___ DATA LISTING

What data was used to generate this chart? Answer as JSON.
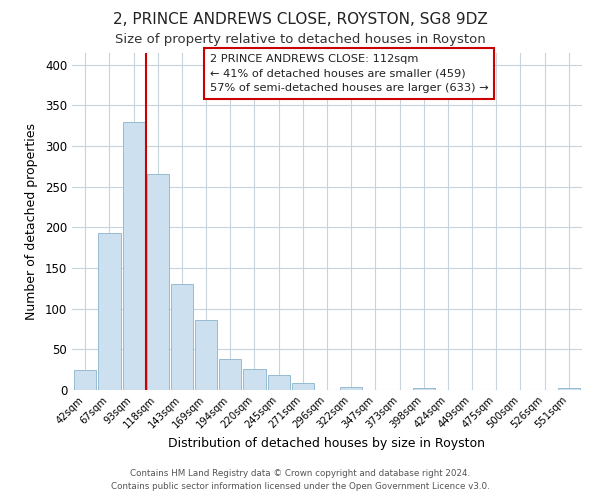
{
  "title": "2, PRINCE ANDREWS CLOSE, ROYSTON, SG8 9DZ",
  "subtitle": "Size of property relative to detached houses in Royston",
  "xlabel": "Distribution of detached houses by size in Royston",
  "ylabel": "Number of detached properties",
  "categories": [
    "42sqm",
    "67sqm",
    "93sqm",
    "118sqm",
    "143sqm",
    "169sqm",
    "194sqm",
    "220sqm",
    "245sqm",
    "271sqm",
    "296sqm",
    "322sqm",
    "347sqm",
    "373sqm",
    "398sqm",
    "424sqm",
    "449sqm",
    "475sqm",
    "500sqm",
    "526sqm",
    "551sqm"
  ],
  "bar_values": [
    25,
    193,
    330,
    265,
    130,
    86,
    38,
    26,
    18,
    9,
    0,
    4,
    0,
    0,
    3,
    0,
    0,
    0,
    0,
    0,
    2
  ],
  "bar_color": "#cce0f0",
  "bar_edge_color": "#8ab4cc",
  "vline_color": "#cc0000",
  "ylim": [
    0,
    415
  ],
  "yticks": [
    0,
    50,
    100,
    150,
    200,
    250,
    300,
    350,
    400
  ],
  "annotation_box_text": "2 PRINCE ANDREWS CLOSE: 112sqm\n← 41% of detached houses are smaller (459)\n57% of semi-detached houses are larger (633) →",
  "footer_line1": "Contains HM Land Registry data © Crown copyright and database right 2024.",
  "footer_line2": "Contains public sector information licensed under the Open Government Licence v3.0.",
  "background_color": "#ffffff",
  "grid_color": "#c8d4dc",
  "title_fontsize": 11,
  "subtitle_fontsize": 9.5,
  "ylabel_text": "Number of detached properties"
}
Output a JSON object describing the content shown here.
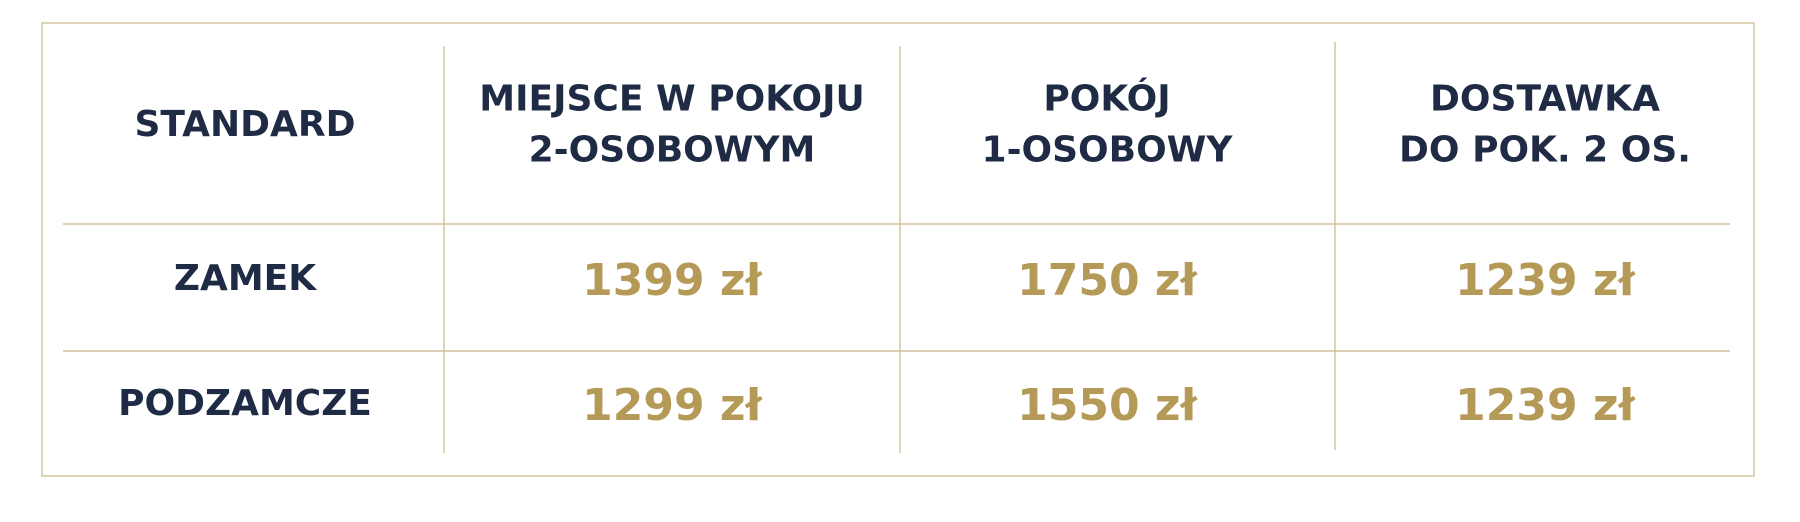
{
  "table": {
    "header": [
      [
        "STANDARD"
      ],
      [
        "MIEJSCE W POKOJU",
        "2-OSOBOWYM"
      ],
      [
        "POKÓJ",
        "1-OSOBOWY"
      ],
      [
        "DOSTAWKA",
        "DO POK. 2 OS."
      ]
    ],
    "rows": [
      [
        "ZAMEK",
        "1399 zł",
        "1750 zł",
        "1239 zł"
      ],
      [
        "PODZAMCZE",
        "1299 zł",
        "1550 zł",
        "1239 zł"
      ]
    ]
  }
}
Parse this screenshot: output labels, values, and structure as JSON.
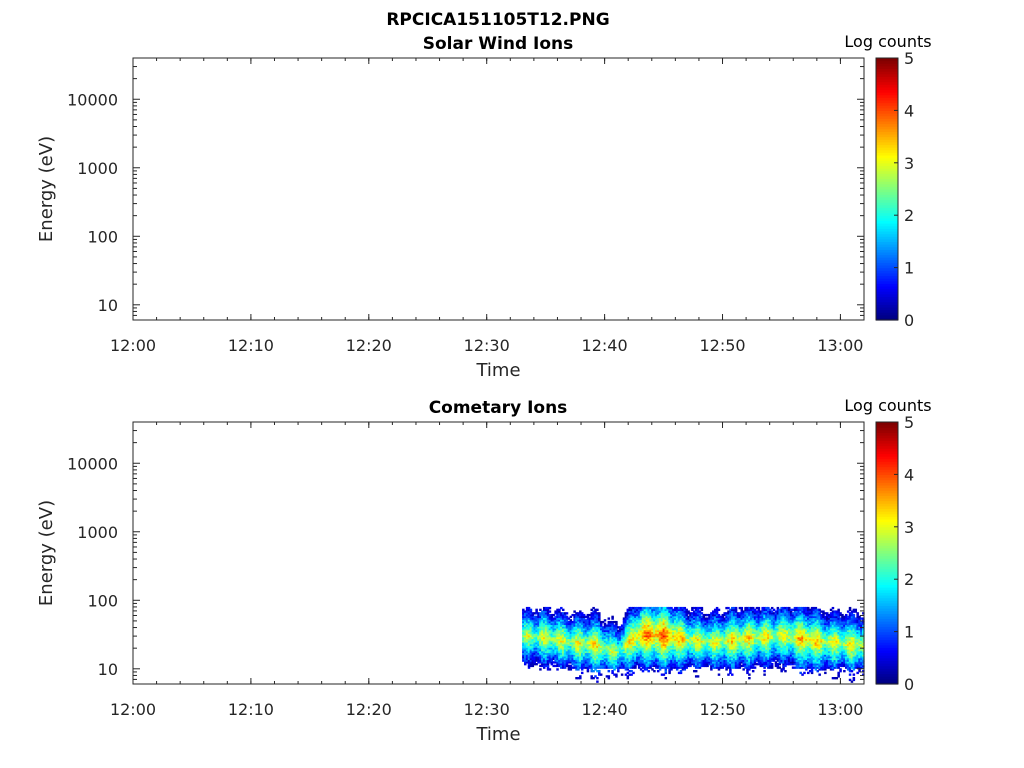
{
  "figure_title": "RPCICA151105T12.PNG",
  "chart_data": [
    {
      "type": "heatmap",
      "title": "Solar Wind Ions",
      "xlabel": "Time",
      "ylabel": "Energy (eV)",
      "x_ticks": [
        "12:00",
        "12:10",
        "12:20",
        "12:30",
        "12:40",
        "12:50",
        "13:00"
      ],
      "y_ticks": [
        10,
        100,
        1000,
        10000
      ],
      "y_scale": "log",
      "ylim": [
        6,
        40000
      ],
      "xlim": [
        "12:00",
        "13:02"
      ],
      "colorbar": {
        "label": "Log counts",
        "ticks": [
          0,
          1,
          2,
          3,
          4,
          5
        ],
        "range": [
          0,
          5
        ],
        "colormap": "jet"
      },
      "data": []
    },
    {
      "type": "heatmap",
      "title": "Cometary Ions",
      "xlabel": "Time",
      "ylabel": "Energy (eV)",
      "x_ticks": [
        "12:00",
        "12:10",
        "12:20",
        "12:30",
        "12:40",
        "12:50",
        "13:00"
      ],
      "y_ticks": [
        10,
        100,
        1000,
        10000
      ],
      "y_scale": "log",
      "ylim": [
        6,
        40000
      ],
      "xlim": [
        "12:00",
        "13:02"
      ],
      "colorbar": {
        "label": "Log counts",
        "ticks": [
          0,
          1,
          2,
          3,
          4,
          5
        ],
        "range": [
          0,
          5
        ],
        "colormap": "jet"
      },
      "data_time_range": [
        "12:33",
        "13:02"
      ],
      "data_energy_range": [
        10,
        80
      ],
      "peak_energy_profile": [
        {
          "t": "12:33",
          "e": 30,
          "v": 2.6
        },
        {
          "t": "12:35",
          "e": 28,
          "v": 2.9
        },
        {
          "t": "12:37",
          "e": 24,
          "v": 2.8
        },
        {
          "t": "12:39",
          "e": 22,
          "v": 3.1
        },
        {
          "t": "12:41",
          "e": 17,
          "v": 2.5
        },
        {
          "t": "12:43",
          "e": 32,
          "v": 3.6
        },
        {
          "t": "12:45",
          "e": 30,
          "v": 3.8
        },
        {
          "t": "12:47",
          "e": 26,
          "v": 3.0
        },
        {
          "t": "12:49",
          "e": 24,
          "v": 2.8
        },
        {
          "t": "12:51",
          "e": 26,
          "v": 3.2
        },
        {
          "t": "12:53",
          "e": 28,
          "v": 3.0
        },
        {
          "t": "12:55",
          "e": 30,
          "v": 2.9
        },
        {
          "t": "12:57",
          "e": 26,
          "v": 3.4
        },
        {
          "t": "12:59",
          "e": 24,
          "v": 2.9
        },
        {
          "t": "13:01",
          "e": 22,
          "v": 3.0
        }
      ]
    }
  ]
}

______

### EXERCISE DETAILS
Keep only the lines that hold the string "Ions", and copy them out.

### FULL SOLUTION
      "title": "Solar Wind Ions",
      "title": "Cometary Ions",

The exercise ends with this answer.